Exercise brief
Transcribe each record exactly. Include every one.

Structured figure records
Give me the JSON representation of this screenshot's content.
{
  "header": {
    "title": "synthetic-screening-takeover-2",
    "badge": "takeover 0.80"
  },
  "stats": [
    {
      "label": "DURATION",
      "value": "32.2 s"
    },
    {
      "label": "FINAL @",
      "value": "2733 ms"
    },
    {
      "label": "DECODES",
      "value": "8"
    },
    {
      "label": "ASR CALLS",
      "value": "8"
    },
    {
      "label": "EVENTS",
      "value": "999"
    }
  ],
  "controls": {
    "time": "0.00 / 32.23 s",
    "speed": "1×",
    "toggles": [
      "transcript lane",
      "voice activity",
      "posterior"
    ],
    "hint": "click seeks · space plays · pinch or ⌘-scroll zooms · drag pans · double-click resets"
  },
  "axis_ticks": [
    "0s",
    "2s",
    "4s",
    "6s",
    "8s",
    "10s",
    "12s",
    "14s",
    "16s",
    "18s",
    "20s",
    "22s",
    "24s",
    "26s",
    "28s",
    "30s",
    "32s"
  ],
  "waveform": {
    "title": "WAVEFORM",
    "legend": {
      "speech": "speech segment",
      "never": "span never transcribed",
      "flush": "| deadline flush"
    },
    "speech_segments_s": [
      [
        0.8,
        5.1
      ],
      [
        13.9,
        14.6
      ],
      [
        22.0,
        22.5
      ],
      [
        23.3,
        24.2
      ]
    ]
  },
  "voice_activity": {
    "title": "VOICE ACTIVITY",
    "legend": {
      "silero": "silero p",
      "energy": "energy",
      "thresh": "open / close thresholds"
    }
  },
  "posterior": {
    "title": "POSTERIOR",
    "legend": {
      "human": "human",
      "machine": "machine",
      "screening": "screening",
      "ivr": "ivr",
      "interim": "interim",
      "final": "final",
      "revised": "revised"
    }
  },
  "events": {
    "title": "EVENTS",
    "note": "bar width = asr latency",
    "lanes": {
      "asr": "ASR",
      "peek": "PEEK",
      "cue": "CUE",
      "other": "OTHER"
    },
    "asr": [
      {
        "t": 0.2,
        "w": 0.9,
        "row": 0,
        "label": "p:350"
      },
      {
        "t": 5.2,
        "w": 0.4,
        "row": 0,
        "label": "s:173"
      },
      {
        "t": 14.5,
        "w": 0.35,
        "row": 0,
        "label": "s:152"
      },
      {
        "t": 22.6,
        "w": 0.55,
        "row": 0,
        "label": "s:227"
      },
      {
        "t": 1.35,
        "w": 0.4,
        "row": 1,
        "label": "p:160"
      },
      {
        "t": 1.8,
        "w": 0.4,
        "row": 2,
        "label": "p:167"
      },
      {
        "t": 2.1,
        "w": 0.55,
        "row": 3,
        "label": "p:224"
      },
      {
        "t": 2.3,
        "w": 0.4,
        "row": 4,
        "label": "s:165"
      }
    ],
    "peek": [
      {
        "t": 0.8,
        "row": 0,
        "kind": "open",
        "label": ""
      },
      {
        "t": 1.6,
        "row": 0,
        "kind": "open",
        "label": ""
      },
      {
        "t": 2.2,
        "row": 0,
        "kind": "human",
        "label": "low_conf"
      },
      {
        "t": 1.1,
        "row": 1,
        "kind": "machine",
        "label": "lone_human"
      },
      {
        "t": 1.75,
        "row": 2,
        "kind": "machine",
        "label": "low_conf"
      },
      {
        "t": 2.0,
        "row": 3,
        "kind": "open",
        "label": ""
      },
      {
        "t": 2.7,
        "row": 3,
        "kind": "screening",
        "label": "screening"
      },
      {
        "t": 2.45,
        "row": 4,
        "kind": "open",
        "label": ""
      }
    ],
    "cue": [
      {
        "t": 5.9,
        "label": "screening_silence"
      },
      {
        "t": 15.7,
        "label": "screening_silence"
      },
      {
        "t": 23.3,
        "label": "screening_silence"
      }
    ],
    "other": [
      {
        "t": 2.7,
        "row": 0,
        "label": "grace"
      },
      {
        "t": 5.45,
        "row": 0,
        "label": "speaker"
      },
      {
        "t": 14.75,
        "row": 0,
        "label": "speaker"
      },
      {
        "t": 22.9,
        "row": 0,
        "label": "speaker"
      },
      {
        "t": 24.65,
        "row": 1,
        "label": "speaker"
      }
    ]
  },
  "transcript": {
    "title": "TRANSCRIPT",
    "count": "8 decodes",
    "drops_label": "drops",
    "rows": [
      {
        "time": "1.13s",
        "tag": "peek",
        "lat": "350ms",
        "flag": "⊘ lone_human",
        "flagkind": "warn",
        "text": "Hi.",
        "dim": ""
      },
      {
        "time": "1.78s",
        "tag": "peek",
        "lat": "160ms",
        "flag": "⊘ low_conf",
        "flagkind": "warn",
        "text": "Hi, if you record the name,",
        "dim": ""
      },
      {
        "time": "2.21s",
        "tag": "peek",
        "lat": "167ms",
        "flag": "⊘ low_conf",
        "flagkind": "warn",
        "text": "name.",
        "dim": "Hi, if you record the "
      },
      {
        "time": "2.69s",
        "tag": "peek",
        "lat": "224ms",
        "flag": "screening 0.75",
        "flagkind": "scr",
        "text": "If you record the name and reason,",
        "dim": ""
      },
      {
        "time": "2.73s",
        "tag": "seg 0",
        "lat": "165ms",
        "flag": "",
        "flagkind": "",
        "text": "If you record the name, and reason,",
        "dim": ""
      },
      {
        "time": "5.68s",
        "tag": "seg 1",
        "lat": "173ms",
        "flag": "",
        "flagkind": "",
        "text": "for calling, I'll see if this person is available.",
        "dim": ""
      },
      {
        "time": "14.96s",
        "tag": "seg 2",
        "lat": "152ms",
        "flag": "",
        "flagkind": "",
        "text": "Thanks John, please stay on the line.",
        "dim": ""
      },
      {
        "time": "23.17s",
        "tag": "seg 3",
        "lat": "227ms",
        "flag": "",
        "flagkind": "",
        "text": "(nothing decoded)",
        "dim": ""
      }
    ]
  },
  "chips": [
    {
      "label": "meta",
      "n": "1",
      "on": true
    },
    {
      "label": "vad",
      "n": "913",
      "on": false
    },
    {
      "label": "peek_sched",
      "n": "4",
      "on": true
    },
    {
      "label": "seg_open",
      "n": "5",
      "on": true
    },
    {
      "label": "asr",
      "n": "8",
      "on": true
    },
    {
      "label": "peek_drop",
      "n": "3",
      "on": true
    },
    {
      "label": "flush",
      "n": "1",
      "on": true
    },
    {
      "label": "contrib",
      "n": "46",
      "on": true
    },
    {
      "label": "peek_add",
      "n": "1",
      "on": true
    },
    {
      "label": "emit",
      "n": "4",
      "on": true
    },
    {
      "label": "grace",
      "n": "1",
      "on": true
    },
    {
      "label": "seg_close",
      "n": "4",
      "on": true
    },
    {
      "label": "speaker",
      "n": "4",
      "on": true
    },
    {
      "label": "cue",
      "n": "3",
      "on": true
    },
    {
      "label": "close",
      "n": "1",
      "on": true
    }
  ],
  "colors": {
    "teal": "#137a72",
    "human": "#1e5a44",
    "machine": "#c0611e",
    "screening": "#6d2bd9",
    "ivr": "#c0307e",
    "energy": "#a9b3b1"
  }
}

Task response
Give me the JSON representation of this screenshot's content.
{
  "header": {
    "title": "synthetic-screening-takeover-2",
    "badge": "takeover 0.80"
  },
  "stats": [
    {
      "label": "DURATION",
      "value": "32.2 s"
    },
    {
      "label": "FINAL @",
      "value": "2733 ms"
    },
    {
      "label": "DECODES",
      "value": "8"
    },
    {
      "label": "ASR CALLS",
      "value": "8"
    },
    {
      "label": "EVENTS",
      "value": "999"
    }
  ],
  "controls": {
    "time": "0.00 / 32.23 s",
    "speed": "1×",
    "toggles": [
      "transcript lane",
      "voice activity",
      "posterior"
    ],
    "hint": "click seeks · space plays · pinch or ⌘-scroll zooms · drag pans · double-click resets"
  },
  "axis_ticks": [
    "0s",
    "2s",
    "4s",
    "6s",
    "8s",
    "10s",
    "12s",
    "14s",
    "16s",
    "18s",
    "20s",
    "22s",
    "24s",
    "26s",
    "28s",
    "30s",
    "32s"
  ],
  "waveform": {
    "title": "WAVEFORM",
    "legend": {
      "speech": "speech segment",
      "never": "span never transcribed",
      "flush": "| deadline flush"
    },
    "speech_segments_s": [
      [
        0.8,
        5.1
      ],
      [
        13.9,
        14.6
      ],
      [
        22.0,
        22.5
      ],
      [
        23.3,
        24.2
      ]
    ]
  },
  "voice_activity": {
    "title": "VOICE ACTIVITY",
    "legend": {
      "silero": "silero p",
      "energy": "energy",
      "thresh": "open / close thresholds"
    }
  },
  "posterior": {
    "title": "POSTERIOR",
    "legend": {
      "human": "human",
      "machine": "machine",
      "screening": "screening",
      "ivr": "ivr",
      "interim": "interim",
      "final": "final",
      "revised": "revised"
    }
  },
  "events": {
    "title": "EVENTS",
    "note": "bar width = asr latency",
    "lanes": {
      "asr": "ASR",
      "peek": "PEEK",
      "cue": "CUE",
      "other": "OTHER"
    },
    "asr": [
      {
        "t": 0.2,
        "w": 0.9,
        "row": 0,
        "label": "p:350"
      },
      {
        "t": 5.2,
        "w": 0.4,
        "row": 0,
        "label": "s:173"
      },
      {
        "t": 14.5,
        "w": 0.35,
        "row": 0,
        "label": "s:152"
      },
      {
        "t": 22.6,
        "w": 0.55,
        "row": 0,
        "label": "s:227"
      },
      {
        "t": 1.35,
        "w": 0.4,
        "row": 1,
        "label": "p:160"
      },
      {
        "t": 1.8,
        "w": 0.4,
        "row": 2,
        "label": "p:167"
      },
      {
        "t": 2.1,
        "w": 0.55,
        "row": 3,
        "label": "p:224"
      },
      {
        "t": 2.3,
        "w": 0.4,
        "row": 4,
        "label": "s:165"
      }
    ],
    "peek": [
      {
        "t": 0.8,
        "row": 0,
        "kind": "open",
        "label": ""
      },
      {
        "t": 1.6,
        "row": 0,
        "kind": "open",
        "label": ""
      },
      {
        "t": 2.2,
        "row": 0,
        "kind": "human",
        "label": "low_conf"
      },
      {
        "t": 1.1,
        "row": 1,
        "kind": "machine",
        "label": "lone_human"
      },
      {
        "t": 1.75,
        "row": 2,
        "kind": "machine",
        "label": "low_conf"
      },
      {
        "t": 2.0,
        "row": 3,
        "kind": "open",
        "label": ""
      },
      {
        "t": 2.7,
        "row": 3,
        "kind": "screening",
        "label": "screening"
      },
      {
        "t": 2.45,
        "row": 4,
        "kind": "open",
        "label": ""
      }
    ],
    "cue": [
      {
        "t": 5.9,
        "label": "screening_silence"
      },
      {
        "t": 15.7,
        "label": "screening_silence"
      },
      {
        "t": 23.3,
        "label": "screening_silence"
      }
    ],
    "other": [
      {
        "t": 2.7,
        "row": 0,
        "label": "grace"
      },
      {
        "t": 5.45,
        "row": 0,
        "label": "speaker"
      },
      {
        "t": 14.75,
        "row": 0,
        "label": "speaker"
      },
      {
        "t": 22.9,
        "row": 0,
        "label": "speaker"
      },
      {
        "t": 24.65,
        "row": 1,
        "label": "speaker"
      }
    ]
  },
  "transcript": {
    "title": "TRANSCRIPT",
    "count": "8 decodes",
    "drops_label": "drops",
    "rows": [
      {
        "time": "1.13s",
        "tag": "peek",
        "lat": "350ms",
        "flag": "⊘ lone_human",
        "flagkind": "warn",
        "text": "Hi.",
        "dim": ""
      },
      {
        "time": "1.78s",
        "tag": "peek",
        "lat": "160ms",
        "flag": "⊘ low_conf",
        "flagkind": "warn",
        "text": "Hi, if you record the name,",
        "dim": ""
      },
      {
        "time": "2.21s",
        "tag": "peek",
        "lat": "167ms",
        "flag": "⊘ low_conf",
        "flagkind": "warn",
        "text": "name.",
        "dim": "Hi, if you record the "
      },
      {
        "time": "2.69s",
        "tag": "peek",
        "lat": "224ms",
        "flag": "screening 0.75",
        "flagkind": "scr",
        "text": "If you record the name and reason,",
        "dim": ""
      },
      {
        "time": "2.73s",
        "tag": "seg 0",
        "lat": "165ms",
        "flag": "",
        "flagkind": "",
        "text": "If you record the name, and reason,",
        "dim": ""
      },
      {
        "time": "5.68s",
        "tag": "seg 1",
        "lat": "173ms",
        "flag": "",
        "flagkind": "",
        "text": "for calling, I'll see if this person is available.",
        "dim": ""
      },
      {
        "time": "14.96s",
        "tag": "seg 2",
        "lat": "152ms",
        "flag": "",
        "flagkind": "",
        "text": "Thanks John, please stay on the line.",
        "dim": ""
      },
      {
        "time": "23.17s",
        "tag": "seg 3",
        "lat": "227ms",
        "flag": "",
        "flagkind": "",
        "text": "(nothing decoded)",
        "dim": ""
      }
    ]
  },
  "chips": [
    {
      "label": "meta",
      "n": "1",
      "on": true
    },
    {
      "label": "vad",
      "n": "913",
      "on": false
    },
    {
      "label": "peek_sched",
      "n": "4",
      "on": true
    },
    {
      "label": "seg_open",
      "n": "5",
      "on": true
    },
    {
      "label": "asr",
      "n": "8",
      "on": true
    },
    {
      "label": "peek_drop",
      "n": "3",
      "on": true
    },
    {
      "label": "flush",
      "n": "1",
      "on": true
    },
    {
      "label": "contrib",
      "n": "46",
      "on": true
    },
    {
      "label": "peek_add",
      "n": "1",
      "on": true
    },
    {
      "label": "emit",
      "n": "4",
      "on": true
    },
    {
      "label": "grace",
      "n": "1",
      "on": true
    },
    {
      "label": "seg_close",
      "n": "4",
      "on": true
    },
    {
      "label": "speaker",
      "n": "4",
      "on": true
    },
    {
      "label": "cue",
      "n": "3",
      "on": true
    },
    {
      "label": "close",
      "n": "1",
      "on": true
    }
  ],
  "colors": {
    "teal": "#137a72",
    "human": "#1e5a44",
    "machine": "#c0611e",
    "screening": "#6d2bd9",
    "ivr": "#c0307e",
    "energy": "#a9b3b1"
  }
}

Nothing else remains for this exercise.